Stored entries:
_ _ _

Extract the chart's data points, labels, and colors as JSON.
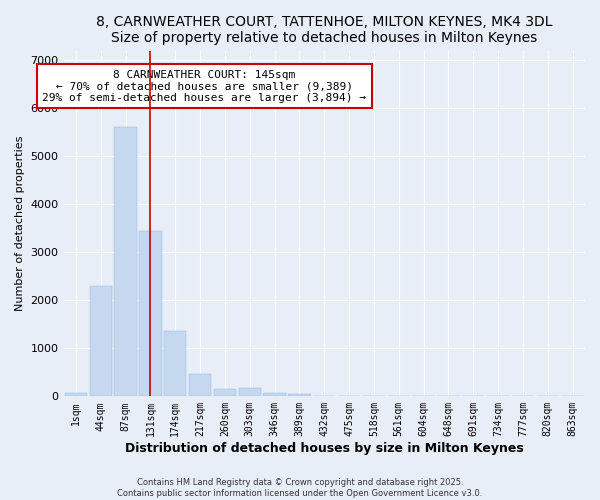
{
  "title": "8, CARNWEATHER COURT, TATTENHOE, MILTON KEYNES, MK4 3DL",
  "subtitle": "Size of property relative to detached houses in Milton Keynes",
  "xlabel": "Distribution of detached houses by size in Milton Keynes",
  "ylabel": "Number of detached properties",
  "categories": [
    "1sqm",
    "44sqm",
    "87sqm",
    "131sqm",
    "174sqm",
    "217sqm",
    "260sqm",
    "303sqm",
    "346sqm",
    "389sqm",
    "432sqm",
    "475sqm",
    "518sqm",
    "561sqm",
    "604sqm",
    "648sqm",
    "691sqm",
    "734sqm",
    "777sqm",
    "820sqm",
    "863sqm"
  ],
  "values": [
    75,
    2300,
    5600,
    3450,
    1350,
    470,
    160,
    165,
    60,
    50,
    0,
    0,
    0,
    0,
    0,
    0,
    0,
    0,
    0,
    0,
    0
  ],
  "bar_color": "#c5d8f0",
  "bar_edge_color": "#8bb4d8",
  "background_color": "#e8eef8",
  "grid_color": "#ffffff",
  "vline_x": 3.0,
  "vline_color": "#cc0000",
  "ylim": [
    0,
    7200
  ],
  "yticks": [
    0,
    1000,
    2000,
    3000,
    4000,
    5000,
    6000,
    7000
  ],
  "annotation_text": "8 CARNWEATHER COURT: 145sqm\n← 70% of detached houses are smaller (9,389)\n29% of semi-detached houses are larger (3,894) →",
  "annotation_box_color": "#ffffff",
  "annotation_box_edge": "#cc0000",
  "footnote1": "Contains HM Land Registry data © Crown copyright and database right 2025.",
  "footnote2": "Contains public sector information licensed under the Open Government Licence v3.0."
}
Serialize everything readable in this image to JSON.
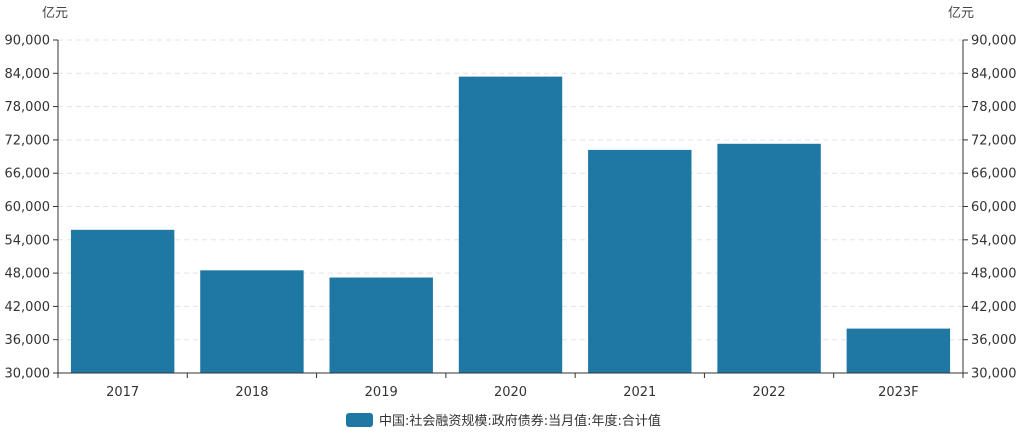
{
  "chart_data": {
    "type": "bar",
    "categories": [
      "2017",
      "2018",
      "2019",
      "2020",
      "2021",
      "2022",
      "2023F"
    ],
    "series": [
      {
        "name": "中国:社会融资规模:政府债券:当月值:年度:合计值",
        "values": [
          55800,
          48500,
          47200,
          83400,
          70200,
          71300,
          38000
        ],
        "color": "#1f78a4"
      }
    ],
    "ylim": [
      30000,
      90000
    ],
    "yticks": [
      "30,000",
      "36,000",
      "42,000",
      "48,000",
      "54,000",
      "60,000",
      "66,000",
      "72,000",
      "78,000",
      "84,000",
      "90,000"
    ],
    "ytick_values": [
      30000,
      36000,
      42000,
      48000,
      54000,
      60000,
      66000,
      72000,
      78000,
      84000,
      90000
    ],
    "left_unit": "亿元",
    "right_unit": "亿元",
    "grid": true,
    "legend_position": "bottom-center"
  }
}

_ _ _

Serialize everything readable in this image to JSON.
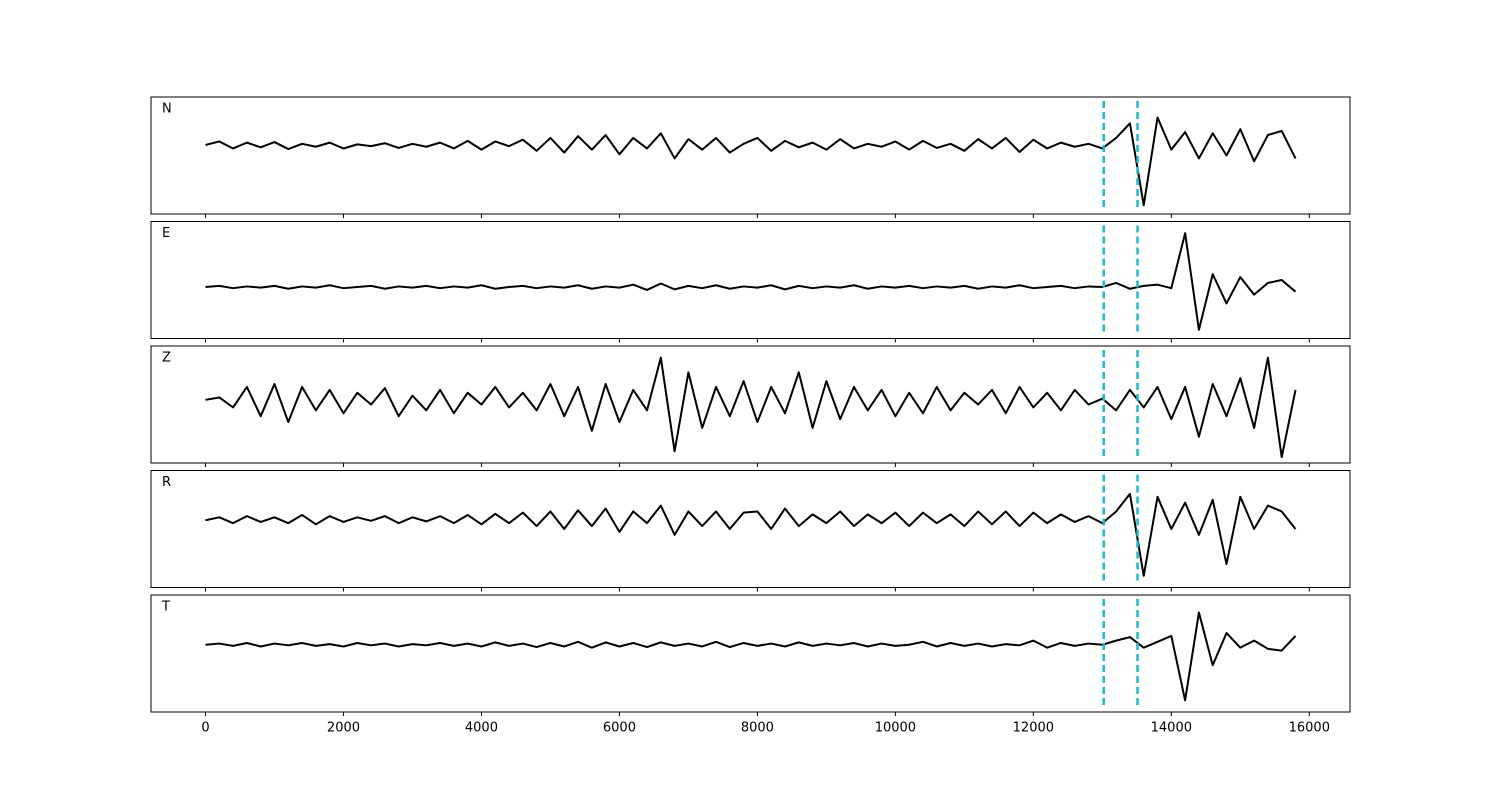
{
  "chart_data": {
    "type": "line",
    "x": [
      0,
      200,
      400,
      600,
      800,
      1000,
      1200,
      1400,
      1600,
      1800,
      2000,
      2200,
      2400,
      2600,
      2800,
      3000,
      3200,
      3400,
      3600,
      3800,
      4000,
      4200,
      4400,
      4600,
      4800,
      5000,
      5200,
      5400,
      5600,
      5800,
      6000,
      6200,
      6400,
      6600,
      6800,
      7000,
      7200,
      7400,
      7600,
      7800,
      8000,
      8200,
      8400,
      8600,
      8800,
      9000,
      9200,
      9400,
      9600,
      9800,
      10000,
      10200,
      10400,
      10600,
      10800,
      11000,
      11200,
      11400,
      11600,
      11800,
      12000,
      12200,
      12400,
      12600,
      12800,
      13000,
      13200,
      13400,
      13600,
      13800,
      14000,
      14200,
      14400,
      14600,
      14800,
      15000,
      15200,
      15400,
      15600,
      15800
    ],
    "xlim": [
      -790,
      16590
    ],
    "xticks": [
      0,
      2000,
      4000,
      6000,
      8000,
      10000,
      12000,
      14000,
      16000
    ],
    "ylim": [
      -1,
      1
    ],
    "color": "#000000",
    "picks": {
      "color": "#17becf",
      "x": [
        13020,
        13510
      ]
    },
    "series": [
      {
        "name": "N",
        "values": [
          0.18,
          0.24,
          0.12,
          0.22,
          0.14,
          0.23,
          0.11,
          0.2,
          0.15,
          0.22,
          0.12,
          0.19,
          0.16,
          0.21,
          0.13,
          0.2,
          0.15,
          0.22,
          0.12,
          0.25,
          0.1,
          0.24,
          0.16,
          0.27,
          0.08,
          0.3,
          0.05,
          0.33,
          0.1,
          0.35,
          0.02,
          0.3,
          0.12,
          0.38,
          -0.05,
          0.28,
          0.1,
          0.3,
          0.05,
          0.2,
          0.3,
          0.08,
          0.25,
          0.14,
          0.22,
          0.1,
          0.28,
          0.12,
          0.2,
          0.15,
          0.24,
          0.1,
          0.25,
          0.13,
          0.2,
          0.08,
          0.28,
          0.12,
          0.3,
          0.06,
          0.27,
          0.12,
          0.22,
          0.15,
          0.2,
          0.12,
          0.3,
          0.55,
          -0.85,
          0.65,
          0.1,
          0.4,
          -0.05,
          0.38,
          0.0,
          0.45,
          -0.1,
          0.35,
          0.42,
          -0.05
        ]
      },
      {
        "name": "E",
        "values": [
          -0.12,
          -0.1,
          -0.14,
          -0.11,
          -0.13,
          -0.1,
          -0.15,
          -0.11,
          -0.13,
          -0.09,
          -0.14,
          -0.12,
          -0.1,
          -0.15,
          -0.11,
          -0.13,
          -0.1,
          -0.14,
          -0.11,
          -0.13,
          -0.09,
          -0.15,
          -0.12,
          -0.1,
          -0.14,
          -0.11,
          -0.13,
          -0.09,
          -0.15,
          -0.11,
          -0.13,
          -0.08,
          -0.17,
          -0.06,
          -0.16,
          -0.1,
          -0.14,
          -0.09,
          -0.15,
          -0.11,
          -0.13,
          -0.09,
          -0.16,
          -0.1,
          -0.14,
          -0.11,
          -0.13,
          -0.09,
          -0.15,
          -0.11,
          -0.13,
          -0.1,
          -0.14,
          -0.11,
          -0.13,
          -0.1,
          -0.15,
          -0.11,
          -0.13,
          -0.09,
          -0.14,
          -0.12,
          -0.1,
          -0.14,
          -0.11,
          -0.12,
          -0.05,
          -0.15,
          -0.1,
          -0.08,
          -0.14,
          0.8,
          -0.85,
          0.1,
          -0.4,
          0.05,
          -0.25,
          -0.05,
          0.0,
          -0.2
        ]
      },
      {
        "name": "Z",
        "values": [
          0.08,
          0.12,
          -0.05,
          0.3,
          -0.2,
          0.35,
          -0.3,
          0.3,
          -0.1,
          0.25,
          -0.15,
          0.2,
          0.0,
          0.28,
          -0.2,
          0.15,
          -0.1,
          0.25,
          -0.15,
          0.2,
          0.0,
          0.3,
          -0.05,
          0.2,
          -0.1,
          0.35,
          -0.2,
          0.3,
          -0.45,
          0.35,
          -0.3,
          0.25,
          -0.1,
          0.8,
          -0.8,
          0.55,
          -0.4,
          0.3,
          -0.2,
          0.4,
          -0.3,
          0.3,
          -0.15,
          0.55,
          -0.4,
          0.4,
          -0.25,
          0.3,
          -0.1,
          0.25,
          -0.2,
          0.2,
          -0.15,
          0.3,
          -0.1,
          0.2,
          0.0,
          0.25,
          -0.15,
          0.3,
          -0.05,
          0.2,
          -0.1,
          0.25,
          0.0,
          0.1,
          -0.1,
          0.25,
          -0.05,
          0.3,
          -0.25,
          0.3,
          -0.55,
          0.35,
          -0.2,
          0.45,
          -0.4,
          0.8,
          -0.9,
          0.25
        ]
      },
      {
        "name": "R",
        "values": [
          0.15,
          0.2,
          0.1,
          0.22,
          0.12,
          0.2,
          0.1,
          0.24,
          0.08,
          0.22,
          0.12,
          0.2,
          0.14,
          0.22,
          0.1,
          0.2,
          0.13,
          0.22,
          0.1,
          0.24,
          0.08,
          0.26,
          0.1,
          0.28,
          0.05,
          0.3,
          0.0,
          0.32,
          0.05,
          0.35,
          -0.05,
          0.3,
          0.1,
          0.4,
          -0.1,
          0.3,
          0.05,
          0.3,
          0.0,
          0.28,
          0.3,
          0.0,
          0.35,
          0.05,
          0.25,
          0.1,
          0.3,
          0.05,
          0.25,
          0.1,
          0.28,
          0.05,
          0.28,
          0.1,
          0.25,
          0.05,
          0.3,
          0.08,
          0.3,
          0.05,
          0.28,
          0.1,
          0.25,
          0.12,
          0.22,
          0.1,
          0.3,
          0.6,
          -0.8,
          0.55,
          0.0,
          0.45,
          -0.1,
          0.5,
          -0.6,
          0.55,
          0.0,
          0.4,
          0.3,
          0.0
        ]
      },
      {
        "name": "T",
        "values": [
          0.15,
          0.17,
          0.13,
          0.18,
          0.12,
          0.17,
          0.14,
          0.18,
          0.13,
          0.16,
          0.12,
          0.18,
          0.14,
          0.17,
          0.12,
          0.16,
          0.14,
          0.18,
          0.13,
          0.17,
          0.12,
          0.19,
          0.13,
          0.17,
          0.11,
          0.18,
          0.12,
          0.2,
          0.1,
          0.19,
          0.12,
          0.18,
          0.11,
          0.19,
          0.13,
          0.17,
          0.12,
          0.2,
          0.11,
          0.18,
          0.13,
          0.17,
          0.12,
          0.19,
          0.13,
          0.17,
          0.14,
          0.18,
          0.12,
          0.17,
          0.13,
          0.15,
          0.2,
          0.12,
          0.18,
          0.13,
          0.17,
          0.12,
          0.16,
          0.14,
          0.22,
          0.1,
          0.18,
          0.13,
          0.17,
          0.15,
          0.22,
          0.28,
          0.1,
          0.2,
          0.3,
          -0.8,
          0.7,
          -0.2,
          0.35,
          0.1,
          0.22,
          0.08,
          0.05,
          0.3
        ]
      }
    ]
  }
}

_ _ _

Filter the listing above by the word "houses"; copy each line that passes.

  "subtitle": "Size of property relative to detached houses in Milton Keynes",
  "xlabel": "Distribution of detached houses by size in Milton Keynes",
  "annotation_text": "8 CARNWEATHER COURT: 145sqm\n← 70% of detached houses are smaller (9,389)\n29% of semi-detached houses are larger (3,894) →",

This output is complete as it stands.